● Prompt A:
Answer these from the passage on Michigan Limestone:
(i) Which company has owned the operation since 2008?
(ii) What was the reason the steamships' hulls were painted grey?
(iii) From where, and to where, did the SS Wyandotte haul limestone?
● Prompt B: Carry on the passage about Michigan Limestone and its ships, starting after its last sentence.

● Excerpt:
+===+
Michigan Limestone and Bradley Transportation came under the full ownership of U.S. Steel upon Bradley's death in 1928. At that time U.S. Steel purchased all of the stock of both Michigan Limestone and the associated shipping concern, Bradley Transportation, and made both these companies subsidiaries of U.S. Steel. The company became a division in 1951 when the operations at Rogers City became U.S. Steel’s "Northern District", since the main offices were moved to Detroit. The operation is still a major employer in northern Michigan. Its ownership has changed several times in recent years. Since 2008 it has been owned by Carmeuse, a Belgium-based major international producer of lime-based products.
Uses
The limestone produced at Michigan Limestone is high quality and almost pure white. Steel mills added limestone to molten iron in the blast furnaces. It is used to carry away impurities in the process of making steel. The material is also in widespread use in making cement. The limestone also produces just pure lime, which is used in everything from glass manufacturing, paint fabrication, baking powder assembly and ammonia production.Self-unloading ships of the company
Michigan Limestone and Chemical Company built three ships between 1912 and 1917. They were named SS Calcite, SS W.F. White and SS Carl D. Bradley. These ships were revolutionary in their own right. They represented the latest technology in "self-unloading" ships, then simply called "unloading ships".In 1912, the company built its first steamship, SS Calcite. It was considerably larger than the first modern self-unloader ever built on the Great Lakes. That ship was the SS Wyandotte and was built in 1908 for the Michigan Alkali Company of Wyandotte, Michigan, better known as Wyandotte Chemical Co. The ship was used to haul limestone from the company's quarry at Alpena, Michigan, to their manufacturing plant on the Detroit River south of Detroit. The steamships W.F. White and Carl D. Bradley followed over the next few years. All the steamships' hulls were painted grey to minimize the appearance of the limestone dust that accumulated during loading and unloading.
+===+
(Data extracted from a collection)
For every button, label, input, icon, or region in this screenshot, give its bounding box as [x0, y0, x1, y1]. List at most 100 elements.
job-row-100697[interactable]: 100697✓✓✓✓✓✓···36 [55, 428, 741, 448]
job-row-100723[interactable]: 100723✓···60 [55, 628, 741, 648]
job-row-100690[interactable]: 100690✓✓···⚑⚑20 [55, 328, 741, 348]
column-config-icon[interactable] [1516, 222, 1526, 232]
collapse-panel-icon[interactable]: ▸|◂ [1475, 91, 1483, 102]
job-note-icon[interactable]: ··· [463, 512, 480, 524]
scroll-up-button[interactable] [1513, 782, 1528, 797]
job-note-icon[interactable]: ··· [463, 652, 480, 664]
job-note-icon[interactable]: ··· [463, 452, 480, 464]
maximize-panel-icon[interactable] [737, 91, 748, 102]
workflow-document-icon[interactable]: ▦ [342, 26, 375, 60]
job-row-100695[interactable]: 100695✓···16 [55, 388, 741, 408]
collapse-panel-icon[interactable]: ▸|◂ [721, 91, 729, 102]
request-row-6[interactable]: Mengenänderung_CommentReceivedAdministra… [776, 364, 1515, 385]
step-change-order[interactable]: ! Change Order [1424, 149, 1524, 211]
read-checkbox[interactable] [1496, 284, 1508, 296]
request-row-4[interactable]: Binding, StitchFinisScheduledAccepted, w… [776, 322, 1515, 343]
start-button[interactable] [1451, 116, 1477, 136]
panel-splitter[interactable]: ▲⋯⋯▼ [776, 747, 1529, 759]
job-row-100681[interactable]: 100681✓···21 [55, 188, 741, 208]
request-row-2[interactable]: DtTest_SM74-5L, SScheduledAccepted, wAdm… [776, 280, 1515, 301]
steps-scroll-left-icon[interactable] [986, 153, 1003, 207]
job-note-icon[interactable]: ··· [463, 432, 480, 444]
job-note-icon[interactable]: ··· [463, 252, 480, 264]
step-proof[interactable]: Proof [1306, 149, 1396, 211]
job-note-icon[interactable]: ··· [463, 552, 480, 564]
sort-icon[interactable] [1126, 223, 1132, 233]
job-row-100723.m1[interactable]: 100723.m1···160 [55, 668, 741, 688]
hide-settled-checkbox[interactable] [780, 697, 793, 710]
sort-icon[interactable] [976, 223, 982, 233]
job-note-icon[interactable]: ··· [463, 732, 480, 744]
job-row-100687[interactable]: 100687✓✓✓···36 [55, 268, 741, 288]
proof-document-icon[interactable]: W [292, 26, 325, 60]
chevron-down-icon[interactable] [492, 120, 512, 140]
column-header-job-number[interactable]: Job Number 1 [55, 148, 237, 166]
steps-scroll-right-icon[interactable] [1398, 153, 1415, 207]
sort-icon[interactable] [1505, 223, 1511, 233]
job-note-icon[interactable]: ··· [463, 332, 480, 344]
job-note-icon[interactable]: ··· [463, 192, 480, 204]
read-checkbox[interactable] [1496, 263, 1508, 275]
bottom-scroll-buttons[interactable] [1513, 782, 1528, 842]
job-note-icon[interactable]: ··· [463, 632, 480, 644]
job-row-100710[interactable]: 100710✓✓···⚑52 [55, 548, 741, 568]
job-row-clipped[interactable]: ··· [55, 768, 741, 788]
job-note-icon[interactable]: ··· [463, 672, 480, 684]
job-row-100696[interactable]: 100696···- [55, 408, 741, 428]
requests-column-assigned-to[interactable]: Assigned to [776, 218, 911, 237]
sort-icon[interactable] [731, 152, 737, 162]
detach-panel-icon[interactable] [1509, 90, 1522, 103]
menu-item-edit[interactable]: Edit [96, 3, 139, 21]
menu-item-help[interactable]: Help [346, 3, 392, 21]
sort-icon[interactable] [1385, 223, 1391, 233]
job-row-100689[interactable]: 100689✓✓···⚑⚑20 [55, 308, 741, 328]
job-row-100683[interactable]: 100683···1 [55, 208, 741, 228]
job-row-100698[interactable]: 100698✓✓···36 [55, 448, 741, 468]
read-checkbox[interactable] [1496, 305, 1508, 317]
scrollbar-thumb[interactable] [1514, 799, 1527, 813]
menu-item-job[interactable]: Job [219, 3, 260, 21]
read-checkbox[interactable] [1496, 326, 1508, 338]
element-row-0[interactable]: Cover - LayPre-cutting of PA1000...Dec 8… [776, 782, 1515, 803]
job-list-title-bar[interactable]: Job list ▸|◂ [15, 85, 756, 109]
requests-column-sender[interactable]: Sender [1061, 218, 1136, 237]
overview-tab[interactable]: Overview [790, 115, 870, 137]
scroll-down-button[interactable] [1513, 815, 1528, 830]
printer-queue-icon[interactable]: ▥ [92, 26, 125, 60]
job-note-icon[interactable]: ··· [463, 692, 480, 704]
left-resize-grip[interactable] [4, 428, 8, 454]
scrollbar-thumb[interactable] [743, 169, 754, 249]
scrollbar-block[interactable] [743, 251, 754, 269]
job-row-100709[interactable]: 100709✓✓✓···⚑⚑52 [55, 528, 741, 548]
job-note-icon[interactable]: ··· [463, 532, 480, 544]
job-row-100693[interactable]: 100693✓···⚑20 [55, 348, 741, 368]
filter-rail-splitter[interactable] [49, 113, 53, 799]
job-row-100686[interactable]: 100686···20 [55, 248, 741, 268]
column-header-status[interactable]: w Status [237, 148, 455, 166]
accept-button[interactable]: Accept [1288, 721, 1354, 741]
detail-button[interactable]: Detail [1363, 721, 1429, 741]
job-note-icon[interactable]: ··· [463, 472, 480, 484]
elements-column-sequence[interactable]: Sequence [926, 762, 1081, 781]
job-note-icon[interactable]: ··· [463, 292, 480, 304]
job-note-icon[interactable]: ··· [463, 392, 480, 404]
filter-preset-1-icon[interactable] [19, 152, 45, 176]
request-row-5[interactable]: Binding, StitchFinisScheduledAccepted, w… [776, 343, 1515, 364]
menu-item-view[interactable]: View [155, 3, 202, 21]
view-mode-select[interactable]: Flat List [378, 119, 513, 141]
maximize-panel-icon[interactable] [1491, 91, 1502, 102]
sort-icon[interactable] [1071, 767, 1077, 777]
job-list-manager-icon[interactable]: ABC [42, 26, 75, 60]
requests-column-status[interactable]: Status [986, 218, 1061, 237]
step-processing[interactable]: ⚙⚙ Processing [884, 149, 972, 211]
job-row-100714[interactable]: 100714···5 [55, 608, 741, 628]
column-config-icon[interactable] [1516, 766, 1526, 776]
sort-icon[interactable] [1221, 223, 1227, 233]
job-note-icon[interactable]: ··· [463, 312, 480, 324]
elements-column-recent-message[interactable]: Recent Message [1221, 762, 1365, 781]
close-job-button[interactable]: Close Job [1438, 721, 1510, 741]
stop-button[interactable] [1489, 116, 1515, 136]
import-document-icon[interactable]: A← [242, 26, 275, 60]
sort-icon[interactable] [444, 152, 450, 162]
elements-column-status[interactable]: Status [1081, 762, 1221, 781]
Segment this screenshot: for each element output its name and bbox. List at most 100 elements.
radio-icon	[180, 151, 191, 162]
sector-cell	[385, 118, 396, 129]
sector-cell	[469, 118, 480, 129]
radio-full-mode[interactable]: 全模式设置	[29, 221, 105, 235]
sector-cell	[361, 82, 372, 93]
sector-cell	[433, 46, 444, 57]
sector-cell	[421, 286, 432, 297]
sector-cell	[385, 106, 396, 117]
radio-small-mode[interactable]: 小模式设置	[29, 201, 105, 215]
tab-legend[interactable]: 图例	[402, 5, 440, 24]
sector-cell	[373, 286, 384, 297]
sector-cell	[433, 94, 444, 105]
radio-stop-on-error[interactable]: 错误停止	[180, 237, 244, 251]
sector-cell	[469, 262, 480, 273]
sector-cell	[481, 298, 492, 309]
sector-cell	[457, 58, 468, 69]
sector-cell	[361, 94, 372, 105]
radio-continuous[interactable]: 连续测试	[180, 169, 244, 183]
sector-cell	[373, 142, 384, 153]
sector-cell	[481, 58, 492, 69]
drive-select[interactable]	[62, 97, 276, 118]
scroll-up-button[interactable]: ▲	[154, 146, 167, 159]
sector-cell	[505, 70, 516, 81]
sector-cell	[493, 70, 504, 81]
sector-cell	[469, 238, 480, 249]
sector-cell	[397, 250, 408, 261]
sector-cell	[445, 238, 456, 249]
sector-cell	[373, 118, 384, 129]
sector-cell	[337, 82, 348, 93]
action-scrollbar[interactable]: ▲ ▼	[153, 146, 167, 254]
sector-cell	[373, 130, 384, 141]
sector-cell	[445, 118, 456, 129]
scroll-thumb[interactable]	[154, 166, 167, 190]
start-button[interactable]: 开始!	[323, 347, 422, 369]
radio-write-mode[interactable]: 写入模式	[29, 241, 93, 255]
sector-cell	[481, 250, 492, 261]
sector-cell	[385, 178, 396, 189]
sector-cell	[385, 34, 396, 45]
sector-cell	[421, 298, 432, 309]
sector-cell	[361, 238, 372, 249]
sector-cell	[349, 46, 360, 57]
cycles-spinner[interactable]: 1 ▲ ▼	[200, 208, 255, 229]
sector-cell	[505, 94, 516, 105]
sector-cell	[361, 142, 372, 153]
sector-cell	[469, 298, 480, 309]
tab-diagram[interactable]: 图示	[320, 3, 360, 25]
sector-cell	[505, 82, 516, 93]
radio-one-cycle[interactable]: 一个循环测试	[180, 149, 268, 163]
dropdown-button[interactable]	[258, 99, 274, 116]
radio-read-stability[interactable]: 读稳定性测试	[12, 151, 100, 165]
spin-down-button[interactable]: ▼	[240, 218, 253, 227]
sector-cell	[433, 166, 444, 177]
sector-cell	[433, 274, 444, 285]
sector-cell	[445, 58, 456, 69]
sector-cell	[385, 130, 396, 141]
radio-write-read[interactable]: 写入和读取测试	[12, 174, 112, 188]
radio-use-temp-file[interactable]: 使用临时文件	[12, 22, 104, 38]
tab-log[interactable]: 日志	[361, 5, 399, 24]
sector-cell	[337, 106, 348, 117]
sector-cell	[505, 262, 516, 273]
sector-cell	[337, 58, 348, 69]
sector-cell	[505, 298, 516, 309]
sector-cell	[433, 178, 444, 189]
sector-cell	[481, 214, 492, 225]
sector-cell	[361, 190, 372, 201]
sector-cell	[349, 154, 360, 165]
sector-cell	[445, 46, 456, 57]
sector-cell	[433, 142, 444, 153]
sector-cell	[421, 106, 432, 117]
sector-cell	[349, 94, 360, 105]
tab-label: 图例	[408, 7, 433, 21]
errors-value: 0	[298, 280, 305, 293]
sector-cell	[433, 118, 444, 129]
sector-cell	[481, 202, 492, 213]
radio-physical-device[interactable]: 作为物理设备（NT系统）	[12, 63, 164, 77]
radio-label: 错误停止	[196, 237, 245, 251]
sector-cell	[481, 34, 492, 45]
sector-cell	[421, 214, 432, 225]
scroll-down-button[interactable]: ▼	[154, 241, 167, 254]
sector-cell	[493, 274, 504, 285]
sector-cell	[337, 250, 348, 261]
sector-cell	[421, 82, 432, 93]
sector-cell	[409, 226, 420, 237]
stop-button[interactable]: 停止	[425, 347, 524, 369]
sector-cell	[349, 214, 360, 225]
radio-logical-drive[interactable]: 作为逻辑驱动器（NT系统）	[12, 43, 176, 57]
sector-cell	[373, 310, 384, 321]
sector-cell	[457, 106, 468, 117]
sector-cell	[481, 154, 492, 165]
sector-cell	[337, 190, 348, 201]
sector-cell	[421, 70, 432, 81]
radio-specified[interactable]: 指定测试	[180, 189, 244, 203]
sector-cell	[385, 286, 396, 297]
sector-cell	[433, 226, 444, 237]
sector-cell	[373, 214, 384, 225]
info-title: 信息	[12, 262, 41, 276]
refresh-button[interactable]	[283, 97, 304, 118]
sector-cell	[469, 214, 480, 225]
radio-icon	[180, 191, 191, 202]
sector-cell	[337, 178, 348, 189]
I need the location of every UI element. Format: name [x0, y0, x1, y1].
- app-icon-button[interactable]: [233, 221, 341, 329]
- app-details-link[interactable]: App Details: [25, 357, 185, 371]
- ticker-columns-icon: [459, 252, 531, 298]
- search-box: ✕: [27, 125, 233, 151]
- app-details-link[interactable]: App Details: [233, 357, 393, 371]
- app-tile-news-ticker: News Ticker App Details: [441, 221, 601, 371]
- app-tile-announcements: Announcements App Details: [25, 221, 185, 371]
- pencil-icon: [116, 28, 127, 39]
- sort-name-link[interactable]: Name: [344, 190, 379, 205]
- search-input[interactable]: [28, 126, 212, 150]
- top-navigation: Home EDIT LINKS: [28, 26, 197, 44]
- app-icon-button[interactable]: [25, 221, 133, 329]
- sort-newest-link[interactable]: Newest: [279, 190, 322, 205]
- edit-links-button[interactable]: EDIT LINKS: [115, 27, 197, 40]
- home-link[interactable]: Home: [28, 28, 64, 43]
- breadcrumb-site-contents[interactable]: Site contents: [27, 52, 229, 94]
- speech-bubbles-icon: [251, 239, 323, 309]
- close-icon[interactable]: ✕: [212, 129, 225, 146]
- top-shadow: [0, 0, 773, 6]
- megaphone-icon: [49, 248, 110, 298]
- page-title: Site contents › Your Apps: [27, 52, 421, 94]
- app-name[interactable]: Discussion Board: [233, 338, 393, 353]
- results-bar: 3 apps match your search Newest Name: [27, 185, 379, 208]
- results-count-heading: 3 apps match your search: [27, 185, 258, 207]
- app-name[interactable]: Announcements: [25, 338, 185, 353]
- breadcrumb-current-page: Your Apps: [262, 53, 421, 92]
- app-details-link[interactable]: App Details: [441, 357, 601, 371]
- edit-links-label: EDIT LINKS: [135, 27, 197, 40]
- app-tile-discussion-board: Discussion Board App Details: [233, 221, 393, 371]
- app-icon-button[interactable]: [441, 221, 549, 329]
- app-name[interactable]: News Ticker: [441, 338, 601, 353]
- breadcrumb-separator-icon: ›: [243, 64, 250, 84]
+===+
● Exercise response A:
(i) Carmeuse, a Belgium-based major international producer of lime-based products.
(ii) To minimize the appearance of the limestone dust that accumulated during loading and unloading.
(iii) From the Michigan Alkali Company's quarry at Alpena, Michigan, to its manufacturing plant on the Detroit River south of Detroit.

● Exercise response B:
The design of these early self-unloaders was pretty much the same as today. The idea is that the "cargo hold" is built with its sides sloping toward the center of the ship along the keel. Where the two sides come together, a series of steel gates can be opened. This allows the material to drop onto a conveyor belt running the length of the ship beneath the "cargo hold." The conveyor belt carries the material up to an exchanger, where it is transferred to a second belt which runs up to the main deck, then through a long boom on deck. The unloading swing boom hangs over the ship's side to discharge the material load onto the waiting customer's dock. The advantage of self-unloaders is that they can deliver the limestone material directly to a customer's dock without requiring expensive shoreside unloading rigs.
As business grew over the years, the company built several more of these self-unloaders. These ships were operate under the name Bradley Transportation Company after 1920 and were known as the Bradley boats or the Bradley fleet. There are self-unloaders today that carry limestone from the Calcite plant through the Port of Calcite to industrial ports all around the Great Lakes.
The SS Carl D. Bradley was lost in a storm in November 1958 while returning from delivering a load of limestone; 33 of the 35 crewmembers died, most of whom lived in or around the small town of Rogers City. No larger loss of lives has occurred in the lake freighter fleet since the Bradley's sinking.